Return the listing below in full, with every line exactly as it is.
___ TASK DATA
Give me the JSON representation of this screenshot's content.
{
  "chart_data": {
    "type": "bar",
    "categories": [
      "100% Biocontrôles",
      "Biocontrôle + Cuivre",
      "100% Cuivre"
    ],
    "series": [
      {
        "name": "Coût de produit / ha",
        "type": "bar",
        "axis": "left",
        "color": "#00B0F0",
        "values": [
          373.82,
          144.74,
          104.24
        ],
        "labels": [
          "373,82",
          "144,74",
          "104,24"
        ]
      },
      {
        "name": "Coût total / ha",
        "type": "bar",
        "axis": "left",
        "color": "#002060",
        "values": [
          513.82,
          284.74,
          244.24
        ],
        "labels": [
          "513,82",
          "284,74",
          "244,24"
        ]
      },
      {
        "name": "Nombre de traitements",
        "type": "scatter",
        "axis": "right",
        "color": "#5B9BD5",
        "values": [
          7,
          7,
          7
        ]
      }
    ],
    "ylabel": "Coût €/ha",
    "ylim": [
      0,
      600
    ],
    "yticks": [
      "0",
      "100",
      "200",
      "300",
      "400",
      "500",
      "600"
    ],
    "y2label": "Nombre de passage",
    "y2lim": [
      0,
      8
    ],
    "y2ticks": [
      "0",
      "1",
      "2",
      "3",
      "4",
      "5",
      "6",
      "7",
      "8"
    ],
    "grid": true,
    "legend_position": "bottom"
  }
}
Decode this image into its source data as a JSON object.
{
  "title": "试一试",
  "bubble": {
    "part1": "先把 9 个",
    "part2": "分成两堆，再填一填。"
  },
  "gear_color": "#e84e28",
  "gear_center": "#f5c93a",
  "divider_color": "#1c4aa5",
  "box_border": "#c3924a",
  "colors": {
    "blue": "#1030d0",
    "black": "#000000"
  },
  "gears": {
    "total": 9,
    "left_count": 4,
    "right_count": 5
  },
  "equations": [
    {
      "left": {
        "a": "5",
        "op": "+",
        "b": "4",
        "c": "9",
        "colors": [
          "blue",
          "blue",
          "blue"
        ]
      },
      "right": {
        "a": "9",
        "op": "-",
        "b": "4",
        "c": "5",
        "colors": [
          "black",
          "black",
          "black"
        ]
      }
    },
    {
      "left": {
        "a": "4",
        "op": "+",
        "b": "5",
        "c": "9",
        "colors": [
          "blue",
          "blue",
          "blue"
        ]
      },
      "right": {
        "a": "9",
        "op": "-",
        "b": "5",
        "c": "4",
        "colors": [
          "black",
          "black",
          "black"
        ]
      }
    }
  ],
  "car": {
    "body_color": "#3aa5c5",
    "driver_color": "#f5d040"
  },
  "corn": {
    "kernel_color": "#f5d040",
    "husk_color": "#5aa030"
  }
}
______
#### TASK OUTPUT
Give me the JSON representation of this screenshot's content.
{
  "chart_data": {
    "type": "bar",
    "categories": [
      "100% Biocontrôles",
      "Biocontrôle + Cuivre",
      "100% Cuivre"
    ],
    "series": [
      {
        "name": "Coût de produit / ha",
        "type": "bar",
        "axis": "left",
        "color": "#00B0F0",
        "values": [
          373.82,
          144.74,
          104.24
        ],
        "labels": [
          "373,82",
          "144,74",
          "104,24"
        ]
      },
      {
        "name": "Coût total / ha",
        "type": "bar",
        "axis": "left",
        "color": "#002060",
        "values": [
          513.82,
          284.74,
          244.24
        ],
        "labels": [
          "513,82",
          "284,74",
          "244,24"
        ]
      },
      {
        "name": "Nombre de traitements",
        "type": "scatter",
        "axis": "right",
        "color": "#5B9BD5",
        "values": [
          7,
          7,
          7
        ]
      }
    ],
    "ylabel": "Coût €/ha",
    "ylim": [
      0,
      600
    ],
    "yticks": [
      "0",
      "100",
      "200",
      "300",
      "400",
      "500",
      "600"
    ],
    "y2label": "Nombre de passage",
    "y2lim": [
      0,
      8
    ],
    "y2ticks": [
      "0",
      "1",
      "2",
      "3",
      "4",
      "5",
      "6",
      "7",
      "8"
    ],
    "grid": true,
    "legend_position": "bottom"
  }
}
Decode this image into its source data as a JSON object.
{
  "title": "试一试",
  "bubble": {
    "part1": "先把 9 个",
    "part2": "分成两堆，再填一填。"
  },
  "gear_color": "#e84e28",
  "gear_center": "#f5c93a",
  "divider_color": "#1c4aa5",
  "box_border": "#c3924a",
  "colors": {
    "blue": "#1030d0",
    "black": "#000000"
  },
  "gears": {
    "total": 9,
    "left_count": 4,
    "right_count": 5
  },
  "equations": [
    {
      "left": {
        "a": "5",
        "op": "+",
        "b": "4",
        "c": "9",
        "colors": [
          "blue",
          "blue",
          "blue"
        ]
      },
      "right": {
        "a": "9",
        "op": "-",
        "b": "4",
        "c": "5",
        "colors": [
          "black",
          "black",
          "black"
        ]
      }
    },
    {
      "left": {
        "a": "4",
        "op": "+",
        "b": "5",
        "c": "9",
        "colors": [
          "blue",
          "blue",
          "blue"
        ]
      },
      "right": {
        "a": "9",
        "op": "-",
        "b": "5",
        "c": "4",
        "colors": [
          "black",
          "black",
          "black"
        ]
      }
    }
  ],
  "car": {
    "body_color": "#3aa5c5",
    "driver_color": "#f5d040"
  },
  "corn": {
    "kernel_color": "#f5d040",
    "husk_color": "#5aa030"
  }
}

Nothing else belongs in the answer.